◆ **RECORDS FOR THE TASK**:
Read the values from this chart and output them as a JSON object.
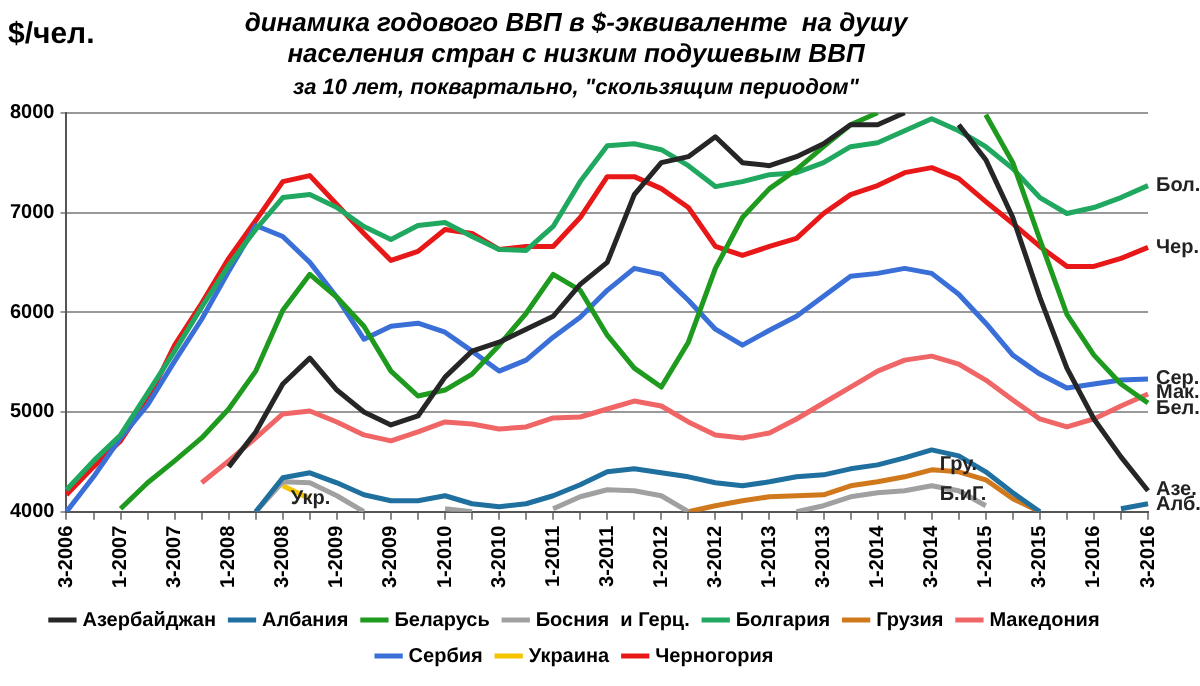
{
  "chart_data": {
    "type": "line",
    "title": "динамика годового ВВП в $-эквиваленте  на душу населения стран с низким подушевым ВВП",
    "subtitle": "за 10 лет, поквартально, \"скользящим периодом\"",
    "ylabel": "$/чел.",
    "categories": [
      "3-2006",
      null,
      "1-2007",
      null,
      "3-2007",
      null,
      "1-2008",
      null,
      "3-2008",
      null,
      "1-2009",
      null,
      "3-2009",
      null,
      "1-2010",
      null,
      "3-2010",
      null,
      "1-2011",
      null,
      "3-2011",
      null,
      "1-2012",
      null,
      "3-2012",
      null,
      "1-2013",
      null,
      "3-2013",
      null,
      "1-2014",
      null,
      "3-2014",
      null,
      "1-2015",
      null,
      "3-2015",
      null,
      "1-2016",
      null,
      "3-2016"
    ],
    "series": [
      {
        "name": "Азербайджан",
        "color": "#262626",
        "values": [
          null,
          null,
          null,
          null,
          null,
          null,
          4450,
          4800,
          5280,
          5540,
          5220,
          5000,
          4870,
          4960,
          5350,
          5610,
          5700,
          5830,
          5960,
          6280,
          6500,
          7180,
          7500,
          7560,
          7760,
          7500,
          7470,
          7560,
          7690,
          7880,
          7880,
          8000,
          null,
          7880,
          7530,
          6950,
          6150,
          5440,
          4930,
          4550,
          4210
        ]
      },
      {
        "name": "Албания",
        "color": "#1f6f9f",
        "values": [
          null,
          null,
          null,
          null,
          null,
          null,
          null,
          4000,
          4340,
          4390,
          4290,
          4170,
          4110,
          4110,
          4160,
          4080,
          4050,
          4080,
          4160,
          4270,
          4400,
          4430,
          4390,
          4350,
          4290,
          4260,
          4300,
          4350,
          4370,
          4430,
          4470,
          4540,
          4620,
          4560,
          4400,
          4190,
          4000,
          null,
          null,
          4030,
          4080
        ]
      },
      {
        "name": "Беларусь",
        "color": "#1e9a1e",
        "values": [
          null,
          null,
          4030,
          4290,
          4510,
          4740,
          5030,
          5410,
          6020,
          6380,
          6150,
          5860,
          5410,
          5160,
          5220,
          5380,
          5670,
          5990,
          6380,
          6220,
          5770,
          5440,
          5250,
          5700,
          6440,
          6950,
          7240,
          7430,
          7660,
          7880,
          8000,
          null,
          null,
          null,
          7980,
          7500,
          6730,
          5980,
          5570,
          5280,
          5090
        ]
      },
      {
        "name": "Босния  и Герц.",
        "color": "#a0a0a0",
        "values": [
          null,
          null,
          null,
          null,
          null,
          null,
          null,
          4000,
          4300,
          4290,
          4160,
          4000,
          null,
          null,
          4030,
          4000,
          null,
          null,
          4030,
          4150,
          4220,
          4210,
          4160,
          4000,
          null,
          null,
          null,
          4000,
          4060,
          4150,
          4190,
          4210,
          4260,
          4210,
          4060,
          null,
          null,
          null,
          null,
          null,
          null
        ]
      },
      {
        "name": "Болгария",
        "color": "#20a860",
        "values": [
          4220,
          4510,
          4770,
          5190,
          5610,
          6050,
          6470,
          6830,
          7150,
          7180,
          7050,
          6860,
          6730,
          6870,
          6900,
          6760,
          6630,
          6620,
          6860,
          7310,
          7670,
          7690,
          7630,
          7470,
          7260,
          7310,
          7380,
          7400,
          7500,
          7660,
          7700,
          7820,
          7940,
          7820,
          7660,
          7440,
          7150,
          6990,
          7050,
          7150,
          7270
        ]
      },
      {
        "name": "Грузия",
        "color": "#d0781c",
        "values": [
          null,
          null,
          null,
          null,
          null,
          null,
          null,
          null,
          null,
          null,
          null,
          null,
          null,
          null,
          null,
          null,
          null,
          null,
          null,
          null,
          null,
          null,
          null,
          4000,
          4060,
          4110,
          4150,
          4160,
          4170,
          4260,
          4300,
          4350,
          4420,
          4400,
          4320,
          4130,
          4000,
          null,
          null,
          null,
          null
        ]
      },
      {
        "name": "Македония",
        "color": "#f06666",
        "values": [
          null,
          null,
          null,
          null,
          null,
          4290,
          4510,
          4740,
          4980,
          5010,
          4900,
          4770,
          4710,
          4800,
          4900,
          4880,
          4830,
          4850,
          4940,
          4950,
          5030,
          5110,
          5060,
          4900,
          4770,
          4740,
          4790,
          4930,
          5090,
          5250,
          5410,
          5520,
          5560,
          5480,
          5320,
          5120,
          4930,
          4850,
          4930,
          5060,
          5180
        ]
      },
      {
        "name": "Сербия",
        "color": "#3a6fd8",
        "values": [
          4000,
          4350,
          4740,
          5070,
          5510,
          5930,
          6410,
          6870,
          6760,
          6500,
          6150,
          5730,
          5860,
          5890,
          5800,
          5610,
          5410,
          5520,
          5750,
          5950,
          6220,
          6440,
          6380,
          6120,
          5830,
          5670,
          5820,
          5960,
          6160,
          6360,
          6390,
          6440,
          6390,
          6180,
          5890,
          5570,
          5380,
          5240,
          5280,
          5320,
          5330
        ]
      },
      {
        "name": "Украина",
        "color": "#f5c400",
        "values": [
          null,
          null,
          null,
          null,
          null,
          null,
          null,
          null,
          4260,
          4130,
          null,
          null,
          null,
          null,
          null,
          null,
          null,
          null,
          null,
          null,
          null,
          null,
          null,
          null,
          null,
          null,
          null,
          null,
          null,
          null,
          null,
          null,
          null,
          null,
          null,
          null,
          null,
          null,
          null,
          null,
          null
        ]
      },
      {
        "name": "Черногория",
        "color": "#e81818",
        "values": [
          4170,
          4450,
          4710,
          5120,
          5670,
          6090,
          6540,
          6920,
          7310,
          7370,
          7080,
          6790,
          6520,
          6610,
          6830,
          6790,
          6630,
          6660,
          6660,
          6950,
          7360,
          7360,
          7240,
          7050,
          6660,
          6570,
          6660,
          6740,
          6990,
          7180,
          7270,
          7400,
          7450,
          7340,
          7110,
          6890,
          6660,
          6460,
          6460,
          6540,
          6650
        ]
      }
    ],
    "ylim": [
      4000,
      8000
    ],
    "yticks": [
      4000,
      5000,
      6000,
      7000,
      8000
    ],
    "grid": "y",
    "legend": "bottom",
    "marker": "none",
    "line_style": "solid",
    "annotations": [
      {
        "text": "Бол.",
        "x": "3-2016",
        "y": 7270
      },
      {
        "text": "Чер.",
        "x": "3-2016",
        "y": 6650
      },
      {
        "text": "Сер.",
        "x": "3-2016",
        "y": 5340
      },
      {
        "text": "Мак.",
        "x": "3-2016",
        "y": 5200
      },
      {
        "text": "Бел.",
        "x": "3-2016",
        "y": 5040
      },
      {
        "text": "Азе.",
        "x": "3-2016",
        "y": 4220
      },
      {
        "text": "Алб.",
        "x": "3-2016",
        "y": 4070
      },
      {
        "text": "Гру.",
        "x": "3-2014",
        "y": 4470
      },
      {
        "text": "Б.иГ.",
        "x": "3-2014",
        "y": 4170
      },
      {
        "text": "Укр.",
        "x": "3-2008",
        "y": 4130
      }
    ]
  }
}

◆ **INSTRUCTIONS TO FOLLOW**: Print the whole listing above once more, word for word, without its pictures.

◆ **RESULT**:
Read the values from this chart and output them as a JSON object.
{
  "chart_data": {
    "type": "line",
    "title": "динамика годового ВВП в $-эквиваленте  на душу населения стран с низким подушевым ВВП",
    "subtitle": "за 10 лет, поквартально, \"скользящим периодом\"",
    "ylabel": "$/чел.",
    "categories": [
      "3-2006",
      null,
      "1-2007",
      null,
      "3-2007",
      null,
      "1-2008",
      null,
      "3-2008",
      null,
      "1-2009",
      null,
      "3-2009",
      null,
      "1-2010",
      null,
      "3-2010",
      null,
      "1-2011",
      null,
      "3-2011",
      null,
      "1-2012",
      null,
      "3-2012",
      null,
      "1-2013",
      null,
      "3-2013",
      null,
      "1-2014",
      null,
      "3-2014",
      null,
      "1-2015",
      null,
      "3-2015",
      null,
      "1-2016",
      null,
      "3-2016"
    ],
    "series": [
      {
        "name": "Азербайджан",
        "color": "#262626",
        "values": [
          null,
          null,
          null,
          null,
          null,
          null,
          4450,
          4800,
          5280,
          5540,
          5220,
          5000,
          4870,
          4960,
          5350,
          5610,
          5700,
          5830,
          5960,
          6280,
          6500,
          7180,
          7500,
          7560,
          7760,
          7500,
          7470,
          7560,
          7690,
          7880,
          7880,
          8000,
          null,
          7880,
          7530,
          6950,
          6150,
          5440,
          4930,
          4550,
          4210
        ]
      },
      {
        "name": "Албания",
        "color": "#1f6f9f",
        "values": [
          null,
          null,
          null,
          null,
          null,
          null,
          null,
          4000,
          4340,
          4390,
          4290,
          4170,
          4110,
          4110,
          4160,
          4080,
          4050,
          4080,
          4160,
          4270,
          4400,
          4430,
          4390,
          4350,
          4290,
          4260,
          4300,
          4350,
          4370,
          4430,
          4470,
          4540,
          4620,
          4560,
          4400,
          4190,
          4000,
          null,
          null,
          4030,
          4080
        ]
      },
      {
        "name": "Беларусь",
        "color": "#1e9a1e",
        "values": [
          null,
          null,
          4030,
          4290,
          4510,
          4740,
          5030,
          5410,
          6020,
          6380,
          6150,
          5860,
          5410,
          5160,
          5220,
          5380,
          5670,
          5990,
          6380,
          6220,
          5770,
          5440,
          5250,
          5700,
          6440,
          6950,
          7240,
          7430,
          7660,
          7880,
          8000,
          null,
          null,
          null,
          7980,
          7500,
          6730,
          5980,
          5570,
          5280,
          5090
        ]
      },
      {
        "name": "Босния  и Герц.",
        "color": "#a0a0a0",
        "values": [
          null,
          null,
          null,
          null,
          null,
          null,
          null,
          4000,
          4300,
          4290,
          4160,
          4000,
          null,
          null,
          4030,
          4000,
          null,
          null,
          4030,
          4150,
          4220,
          4210,
          4160,
          4000,
          null,
          null,
          null,
          4000,
          4060,
          4150,
          4190,
          4210,
          4260,
          4210,
          4060,
          null,
          null,
          null,
          null,
          null,
          null
        ]
      },
      {
        "name": "Болгария",
        "color": "#20a860",
        "values": [
          4220,
          4510,
          4770,
          5190,
          5610,
          6050,
          6470,
          6830,
          7150,
          7180,
          7050,
          6860,
          6730,
          6870,
          6900,
          6760,
          6630,
          6620,
          6860,
          7310,
          7670,
          7690,
          7630,
          7470,
          7260,
          7310,
          7380,
          7400,
          7500,
          7660,
          7700,
          7820,
          7940,
          7820,
          7660,
          7440,
          7150,
          6990,
          7050,
          7150,
          7270
        ]
      },
      {
        "name": "Грузия",
        "color": "#d0781c",
        "values": [
          null,
          null,
          null,
          null,
          null,
          null,
          null,
          null,
          null,
          null,
          null,
          null,
          null,
          null,
          null,
          null,
          null,
          null,
          null,
          null,
          null,
          null,
          null,
          4000,
          4060,
          4110,
          4150,
          4160,
          4170,
          4260,
          4300,
          4350,
          4420,
          4400,
          4320,
          4130,
          4000,
          null,
          null,
          null,
          null
        ]
      },
      {
        "name": "Македония",
        "color": "#f06666",
        "values": [
          null,
          null,
          null,
          null,
          null,
          4290,
          4510,
          4740,
          4980,
          5010,
          4900,
          4770,
          4710,
          4800,
          4900,
          4880,
          4830,
          4850,
          4940,
          4950,
          5030,
          5110,
          5060,
          4900,
          4770,
          4740,
          4790,
          4930,
          5090,
          5250,
          5410,
          5520,
          5560,
          5480,
          5320,
          5120,
          4930,
          4850,
          4930,
          5060,
          5180
        ]
      },
      {
        "name": "Сербия",
        "color": "#3a6fd8",
        "values": [
          4000,
          4350,
          4740,
          5070,
          5510,
          5930,
          6410,
          6870,
          6760,
          6500,
          6150,
          5730,
          5860,
          5890,
          5800,
          5610,
          5410,
          5520,
          5750,
          5950,
          6220,
          6440,
          6380,
          6120,
          5830,
          5670,
          5820,
          5960,
          6160,
          6360,
          6390,
          6440,
          6390,
          6180,
          5890,
          5570,
          5380,
          5240,
          5280,
          5320,
          5330
        ]
      },
      {
        "name": "Украина",
        "color": "#f5c400",
        "values": [
          null,
          null,
          null,
          null,
          null,
          null,
          null,
          null,
          4260,
          4130,
          null,
          null,
          null,
          null,
          null,
          null,
          null,
          null,
          null,
          null,
          null,
          null,
          null,
          null,
          null,
          null,
          null,
          null,
          null,
          null,
          null,
          null,
          null,
          null,
          null,
          null,
          null,
          null,
          null,
          null,
          null
        ]
      },
      {
        "name": "Черногория",
        "color": "#e81818",
        "values": [
          4170,
          4450,
          4710,
          5120,
          5670,
          6090,
          6540,
          6920,
          7310,
          7370,
          7080,
          6790,
          6520,
          6610,
          6830,
          6790,
          6630,
          6660,
          6660,
          6950,
          7360,
          7360,
          7240,
          7050,
          6660,
          6570,
          6660,
          6740,
          6990,
          7180,
          7270,
          7400,
          7450,
          7340,
          7110,
          6890,
          6660,
          6460,
          6460,
          6540,
          6650
        ]
      }
    ],
    "ylim": [
      4000,
      8000
    ],
    "yticks": [
      4000,
      5000,
      6000,
      7000,
      8000
    ],
    "grid": "y",
    "legend": "bottom",
    "marker": "none",
    "line_style": "solid",
    "annotations": [
      {
        "text": "Бол.",
        "x": "3-2016",
        "y": 7270
      },
      {
        "text": "Чер.",
        "x": "3-2016",
        "y": 6650
      },
      {
        "text": "Сер.",
        "x": "3-2016",
        "y": 5340
      },
      {
        "text": "Мак.",
        "x": "3-2016",
        "y": 5200
      },
      {
        "text": "Бел.",
        "x": "3-2016",
        "y": 5040
      },
      {
        "text": "Азе.",
        "x": "3-2016",
        "y": 4220
      },
      {
        "text": "Алб.",
        "x": "3-2016",
        "y": 4070
      },
      {
        "text": "Гру.",
        "x": "3-2014",
        "y": 4470
      },
      {
        "text": "Б.иГ.",
        "x": "3-2014",
        "y": 4170
      },
      {
        "text": "Укр.",
        "x": "3-2008",
        "y": 4130
      }
    ]
  }
}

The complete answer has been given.